** start **

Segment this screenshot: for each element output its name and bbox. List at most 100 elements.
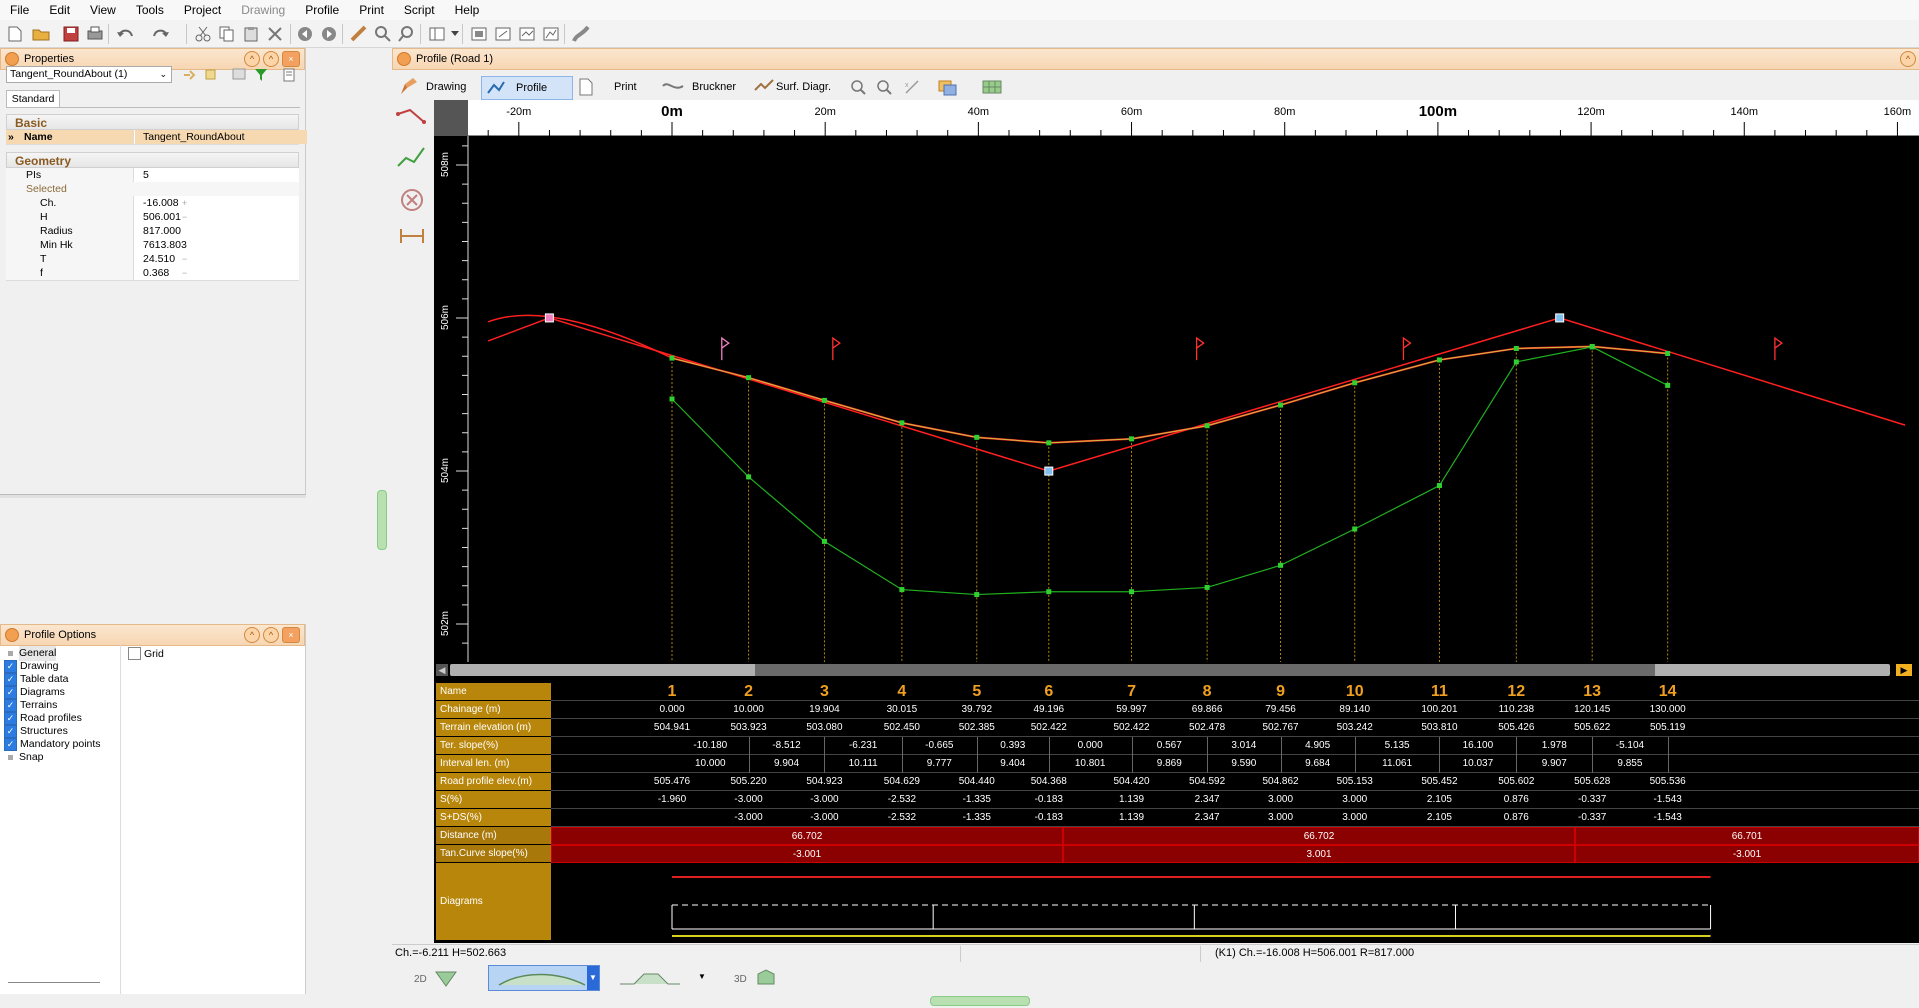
- restore-icon[interactable]: ^: [263, 627, 279, 643]
- geometry-row[interactable]: f 0.368−: [6, 266, 299, 281]
- geometry-row-value[interactable]: 0.368: [135, 266, 169, 280]
- flag-icon[interactable]: [832, 336, 841, 361]
- menu-project[interactable]: Project: [174, 0, 231, 20]
- table-icon[interactable]: [982, 80, 1002, 94]
- minus-icon[interactable]: −: [182, 266, 187, 280]
- road-point[interactable]: [1436, 357, 1442, 363]
- measure-icon[interactable]: [348, 23, 370, 45]
- name-row[interactable]: » Name Tangent_RoundAbout: [6, 130, 307, 145]
- station-number[interactable]: 5: [962, 683, 992, 701]
- distance-segment[interactable]: 66.702: [1063, 827, 1575, 845]
- zoom-window-icon[interactable]: [396, 23, 418, 45]
- terrain-point[interactable]: [1436, 483, 1442, 489]
- forward-icon[interactable]: [318, 23, 340, 45]
- basic-group[interactable]: Basic: [6, 114, 299, 130]
- menu-edit[interactable]: Edit: [39, 0, 80, 20]
- draw-polyline-icon[interactable]: [396, 106, 426, 132]
- selected-subgroup[interactable]: Selected: [6, 182, 299, 197]
- scale-icon[interactable]: x: [904, 79, 920, 95]
- geometry-row-value[interactable]: 817.000: [135, 224, 181, 238]
- zoom-in-icon[interactable]: [850, 79, 866, 95]
- road-tool-icon[interactable]: [570, 23, 592, 45]
- cut-icon[interactable]: [192, 23, 214, 45]
- close-icon[interactable]: ×: [282, 51, 300, 67]
- geometry-group[interactable]: Geometry: [6, 152, 299, 168]
- menu-print[interactable]: Print: [349, 0, 394, 20]
- tab-bruckner[interactable]: Bruckner: [658, 76, 742, 98]
- station-number[interactable]: 10: [1340, 683, 1370, 701]
- terrain-point[interactable]: [1665, 382, 1671, 388]
- terrain-point[interactable]: [746, 474, 752, 480]
- bottom-splitter-handle[interactable]: [930, 996, 1030, 1006]
- station-number[interactable]: 3: [809, 683, 839, 701]
- scroll-right-icon[interactable]: ▶: [1896, 664, 1912, 676]
- minimize-icon[interactable]: ^: [244, 627, 260, 643]
- draw-terrain-icon[interactable]: [396, 144, 426, 170]
- undo-icon[interactable]: [114, 23, 136, 45]
- redo-icon[interactable]: [150, 23, 172, 45]
- station-number[interactable]: 13: [1577, 683, 1607, 701]
- station-number[interactable]: 11: [1424, 683, 1454, 701]
- geometry-row[interactable]: Ch. -16.008 +: [6, 196, 299, 211]
- paste-icon[interactable]: [240, 23, 262, 45]
- road-point[interactable]: [1352, 380, 1358, 386]
- geometry-row-value[interactable]: 7613.803: [135, 238, 187, 252]
- mode-2d-button[interactable]: 2D: [412, 968, 462, 990]
- station-number[interactable]: 1: [657, 683, 687, 701]
- profile-chart[interactable]: 508m 506m 504m 502m: [434, 136, 1919, 662]
- road-point[interactable]: [1278, 402, 1284, 408]
- menu-script[interactable]: Script: [394, 0, 445, 20]
- profile-canvas[interactable]: 508m 506m 504m 502m: [434, 136, 1919, 662]
- horizontal-scrollbar[interactable]: ▶ ◀: [434, 662, 1919, 678]
- restore-icon[interactable]: ^: [263, 51, 279, 67]
- station-number[interactable]: 7: [1117, 683, 1147, 701]
- scroll-thumb[interactable]: [755, 664, 1655, 676]
- terrain-point[interactable]: [1129, 589, 1135, 595]
- menu-file[interactable]: File: [0, 0, 39, 20]
- tan-slope-segment[interactable]: -3.001: [1575, 845, 1919, 863]
- road-point[interactable]: [1129, 436, 1135, 442]
- terrain-point[interactable]: [1204, 584, 1210, 590]
- terrain-point[interactable]: [974, 592, 980, 598]
- terrain-point[interactable]: [899, 587, 905, 593]
- road-point[interactable]: [1665, 350, 1671, 356]
- station-number[interactable]: 8: [1192, 683, 1222, 701]
- geometry-row-value[interactable]: -16.008: [135, 196, 179, 210]
- pi-marker[interactable]: [1044, 466, 1054, 476]
- road-point[interactable]: [1513, 345, 1519, 351]
- checkbox-icon[interactable]: [128, 647, 141, 660]
- flag-icon[interactable]: [721, 336, 730, 361]
- road-point[interactable]: [899, 420, 905, 426]
- pis-row[interactable]: PIs 5: [6, 168, 299, 183]
- road-point[interactable]: [669, 355, 675, 361]
- name-value[interactable]: Tangent_RoundAbout: [135, 130, 307, 144]
- station-number[interactable]: 2: [734, 683, 764, 701]
- tab-drawing[interactable]: Drawing: [394, 76, 478, 98]
- terrain-point[interactable]: [1352, 526, 1358, 532]
- chevron-down-icon[interactable]: ▼: [587, 966, 599, 990]
- mode-cross-section-button[interactable]: [618, 968, 682, 990]
- road-point[interactable]: [1204, 423, 1210, 429]
- new-file-icon[interactable]: [4, 23, 26, 45]
- terrain-point[interactable]: [669, 396, 675, 402]
- terrain-point[interactable]: [1046, 589, 1052, 595]
- maximize-icon[interactable]: ^: [1900, 51, 1916, 67]
- station-number[interactable]: 9: [1266, 683, 1296, 701]
- pis-value[interactable]: 5: [135, 168, 149, 182]
- flag-icon[interactable]: [1774, 336, 1784, 361]
- scroll-left-icon[interactable]: ◀: [436, 664, 448, 676]
- menu-profile[interactable]: Profile: [295, 0, 349, 20]
- menu-tools[interactable]: Tools: [126, 0, 174, 20]
- pi-marker[interactable]: [544, 313, 554, 323]
- geometry-row-value[interactable]: 506.001: [135, 210, 181, 224]
- dimension-icon[interactable]: [398, 226, 426, 246]
- geometry-row[interactable]: T 24.510−: [6, 252, 299, 267]
- grid-view-icon[interactable]: [232, 68, 248, 82]
- menu-drawing[interactable]: Drawing: [231, 0, 295, 20]
- terrain-point[interactable]: [1278, 562, 1284, 568]
- cancel-icon[interactable]: [400, 188, 424, 212]
- option-snap[interactable]: Snap: [4, 750, 44, 765]
- flag-icon[interactable]: [1402, 336, 1412, 361]
- stepper-icon[interactable]: +: [182, 196, 187, 210]
- object-selector[interactable]: Tangent_RoundAbout (1) ⌄: [6, 66, 172, 83]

** end **

_Written problem_. Count the lines in the entries above that contain the string "zoom". Reply with the number only.

_Correct output_. 2